Examine each line of the data. Copy those that contain the string "измерения".

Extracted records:
━━━━━━━━
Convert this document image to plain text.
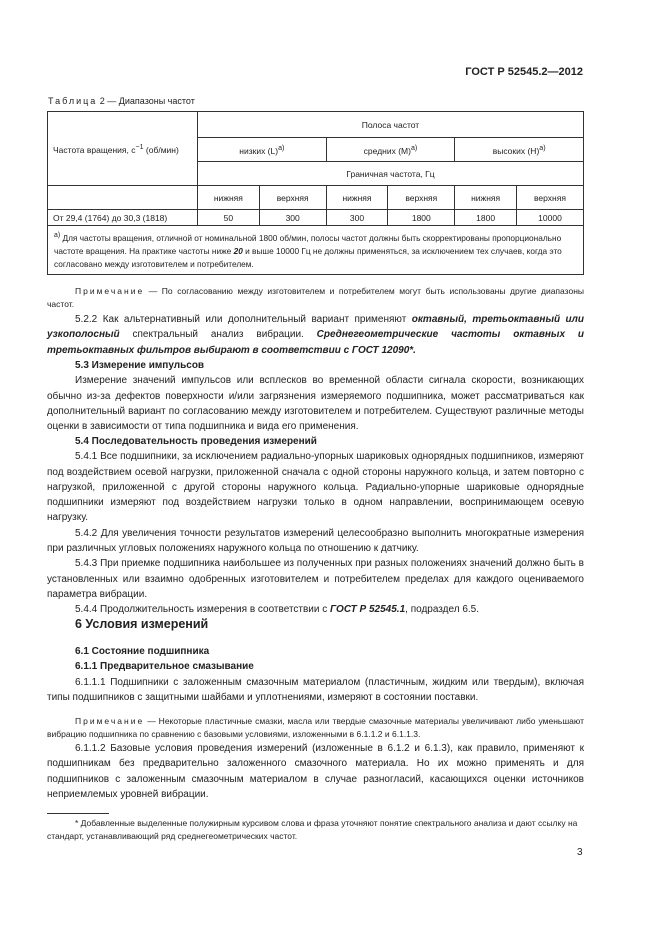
ГОСТ Р 52545.2—2012
Таблица 2 — Диапазоны частот
Частота вращения, $с^{-1}$ (об/мин)	Полоса частот					
	низких $(L)^{a)}$		средних $(M)^{a)}$		высоких $(H)^{a)}$
	Граничная частота, Гц					
	нижняя	верхняя	нижняя	верхняя	нижняя	верхняя
От 29,4 (1764) до 30,3 (1818)	50	300	300	1800	1800	10000
$^{a)}$ Для частоты вращения, отличной от номинальной 1800 об/мин, полосы частот должны быть скорректированы пропорционально частоте вращения. На практике частоты ниже 20 и выше 10000 Гц не должны применяться, за исключением тех случаев, когда это согласовано между изготовителем и потребителем.						

Примечание — По согласованию между изготовителем и потребителем могут быть использованы другие диапазоны частот.

5.2.2 Как альтернативный или дополнительный вариант применяют октавный, третьоктавный или узкополосный спектральный анализ вибрации. Среднегеометрические частоты октавных и третьоктавных фильтров выбирают в соответствии с ГОСТ 12090*.

5.3 Измерение импульсов

Измерение значений импульсов или всплесков во временной области сигнала скорости, возникающих обычно из-за дефектов поверхности и/или загрязнения измеряемого подшипника, может рассматриваться как дополнительный вариант по согласованию между изготовителем и потребителем. Существуют различные методы оценки в зависимости от типа подшипника и вида его применения.

5.4 Последовательность проведения измерений

5.4.1 Все подшипники, за исключением радиально-упорных шариковых однорядных подшипников, измеряют под воздействием осевой нагрузки, приложенной сначала с одной стороны наружного кольца, и затем повторно с нагрузкой, приложенной с другой стороны наружного кольца. Радиально-упорные шариковые однорядные подшипники измеряют под воздействием нагрузки только в одном направлении, воспринимающем осевую нагрузку.

5.4.2 Для увеличения точности результатов измерений целесообразно выполнить многократные измерения при различных угловых положениях наружного кольца по отношению к датчику.

5.4.3 При приемке подшипника наибольшее из полученных при разных положениях значений должно быть в установленных или взаимно одобренных изготовителем и потребителем пределах для каждого оцениваемого параметра вибрации.

5.4.4 Продолжительность измерения в соответствии с ГОСТ Р 52545.1, подраздел 6.5.

6 Условия измерений

6.1 Состояние подшипника

6.1.1 Предварительное смазывание

6.1.1.1 Подшипники с заложенным смазочным материалом (пластичным, жидким или твердым), включая типы подшипников с защитными шайбами и уплотнениями, измеряют в состоянии поставки.

Примечание — Некоторые пластичные смазки, масла или твердые смазочные материалы увеличивают либо уменьшают вибрацию подшипника по сравнению с базовыми условиями, изложенными в 6.1.1.2 и 6.1.1.3.

6.1.1.2 Базовые условия проведения измерений (изложенные в 6.1.2 и 6.1.3), как правило, применяют к подшипникам без предварительно заложенного смазочного материала. Но их можно применять и для подшипников с заложенным смазочным материалом в случае разногласий, касающихся оценки источников неприемлемых уровней вибрации.

* Добавленные выделенные полужирным курсивом слова и фраза уточняют понятие спектрального анализа и дают ссылку на стандарт, устанавливающий ряд среднегеометрических частот.

3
━━━━━━━━
* _ANSWER FOR THIS EXERCISE_
5.4.2 Для увеличения точности результатов измерений целесообразно выполнить многократные измерения при различных угловых положениях наружного кольца по отношению к датчику.
5.4.4 Продолжительность измерения в соответствии с ГОСТ Р 52545.1, подраздел 6.5.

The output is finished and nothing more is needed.